▶ REQUIRED TASK
State how many lines in these records contain the word "不利于网络文明建设", and nothing else.

[BEGIN MATERIAL TO PROCESS]

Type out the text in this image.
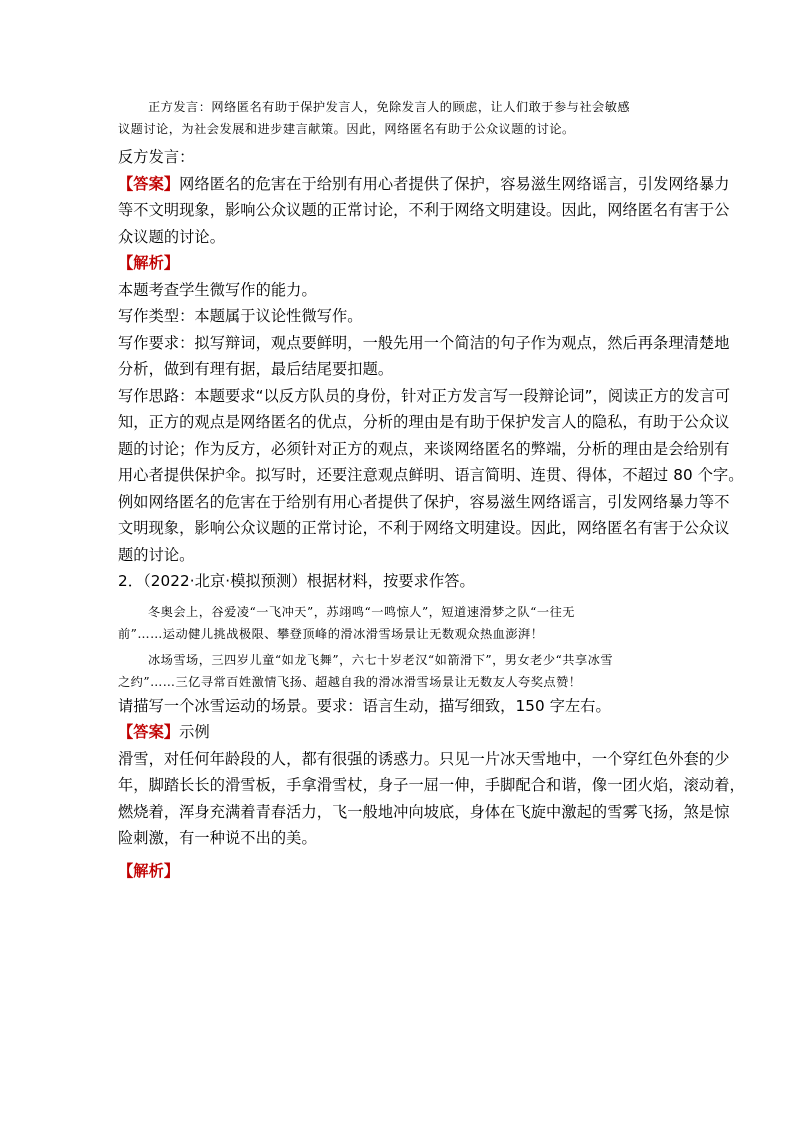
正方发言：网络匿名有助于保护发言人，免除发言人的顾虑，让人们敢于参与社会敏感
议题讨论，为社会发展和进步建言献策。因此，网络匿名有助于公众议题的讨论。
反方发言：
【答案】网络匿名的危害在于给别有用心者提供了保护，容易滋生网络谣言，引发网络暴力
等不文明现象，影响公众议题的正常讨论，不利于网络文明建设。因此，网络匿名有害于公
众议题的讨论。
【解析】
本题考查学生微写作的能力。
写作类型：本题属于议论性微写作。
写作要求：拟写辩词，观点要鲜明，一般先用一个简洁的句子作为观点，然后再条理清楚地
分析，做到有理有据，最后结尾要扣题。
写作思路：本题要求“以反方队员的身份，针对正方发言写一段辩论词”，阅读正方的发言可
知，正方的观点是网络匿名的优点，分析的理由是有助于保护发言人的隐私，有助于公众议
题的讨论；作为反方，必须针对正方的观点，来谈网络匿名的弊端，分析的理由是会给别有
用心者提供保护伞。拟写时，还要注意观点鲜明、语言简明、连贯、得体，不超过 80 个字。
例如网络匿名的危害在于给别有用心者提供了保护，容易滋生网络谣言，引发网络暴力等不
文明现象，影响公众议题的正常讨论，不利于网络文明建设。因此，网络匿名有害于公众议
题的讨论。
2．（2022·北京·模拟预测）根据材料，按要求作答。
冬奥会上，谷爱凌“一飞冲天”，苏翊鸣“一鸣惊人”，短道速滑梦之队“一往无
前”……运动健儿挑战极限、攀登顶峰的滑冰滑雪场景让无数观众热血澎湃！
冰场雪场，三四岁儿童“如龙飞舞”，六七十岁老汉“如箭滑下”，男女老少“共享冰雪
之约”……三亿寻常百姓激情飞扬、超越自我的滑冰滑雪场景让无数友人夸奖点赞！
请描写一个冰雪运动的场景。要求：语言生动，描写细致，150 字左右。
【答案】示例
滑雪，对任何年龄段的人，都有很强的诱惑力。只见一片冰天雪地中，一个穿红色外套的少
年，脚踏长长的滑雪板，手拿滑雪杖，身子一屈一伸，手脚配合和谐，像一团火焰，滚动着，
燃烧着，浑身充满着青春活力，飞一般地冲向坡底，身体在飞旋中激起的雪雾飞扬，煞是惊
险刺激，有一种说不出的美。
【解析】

[END MATERIAL TO PROCESS]
[BEGIN MATERIAL TO PROCESS]

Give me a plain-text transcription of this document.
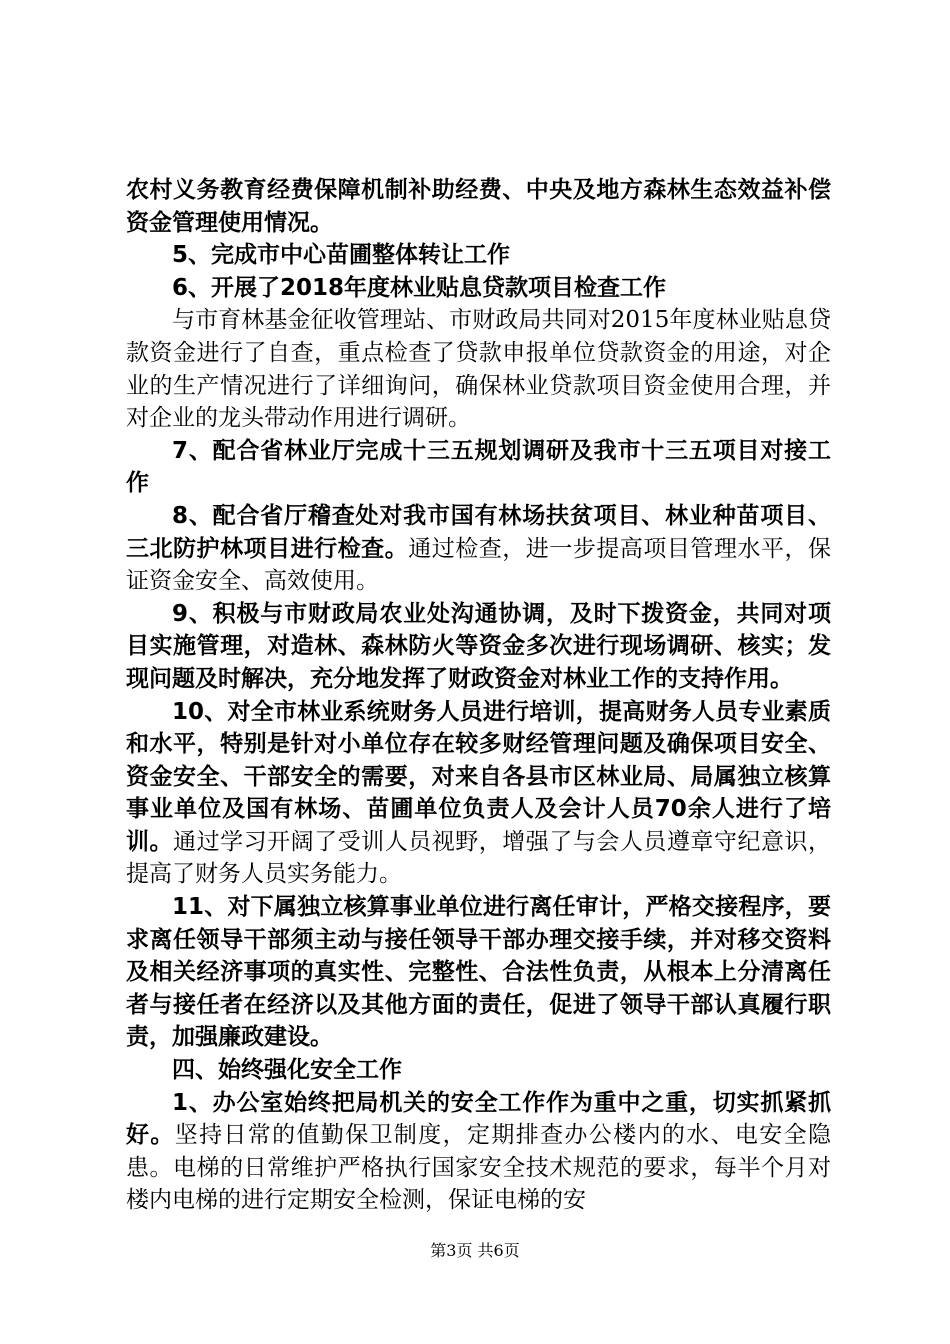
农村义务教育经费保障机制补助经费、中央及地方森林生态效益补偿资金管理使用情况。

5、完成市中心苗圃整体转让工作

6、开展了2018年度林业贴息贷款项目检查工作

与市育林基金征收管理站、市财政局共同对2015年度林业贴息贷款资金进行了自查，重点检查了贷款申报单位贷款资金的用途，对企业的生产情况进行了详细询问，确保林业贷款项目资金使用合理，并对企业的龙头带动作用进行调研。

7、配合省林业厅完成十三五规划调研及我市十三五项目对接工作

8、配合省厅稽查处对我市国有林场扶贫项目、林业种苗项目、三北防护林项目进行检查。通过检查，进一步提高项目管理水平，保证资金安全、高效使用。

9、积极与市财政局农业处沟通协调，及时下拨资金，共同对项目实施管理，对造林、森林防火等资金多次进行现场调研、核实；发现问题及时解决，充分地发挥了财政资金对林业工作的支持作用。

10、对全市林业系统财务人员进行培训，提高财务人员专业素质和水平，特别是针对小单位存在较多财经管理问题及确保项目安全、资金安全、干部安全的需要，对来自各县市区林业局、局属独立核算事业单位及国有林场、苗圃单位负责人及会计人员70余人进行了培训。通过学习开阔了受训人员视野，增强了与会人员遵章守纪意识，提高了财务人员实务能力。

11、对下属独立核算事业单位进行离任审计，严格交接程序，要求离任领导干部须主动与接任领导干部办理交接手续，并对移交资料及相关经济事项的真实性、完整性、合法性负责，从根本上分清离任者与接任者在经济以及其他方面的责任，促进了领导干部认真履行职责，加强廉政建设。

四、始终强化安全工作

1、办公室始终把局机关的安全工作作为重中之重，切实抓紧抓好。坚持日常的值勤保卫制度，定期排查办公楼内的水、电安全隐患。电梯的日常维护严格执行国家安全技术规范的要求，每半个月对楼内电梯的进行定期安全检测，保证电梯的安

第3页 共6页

[END MATERIAL TO PROCESS]

▶ WRITTEN RESPONSE
2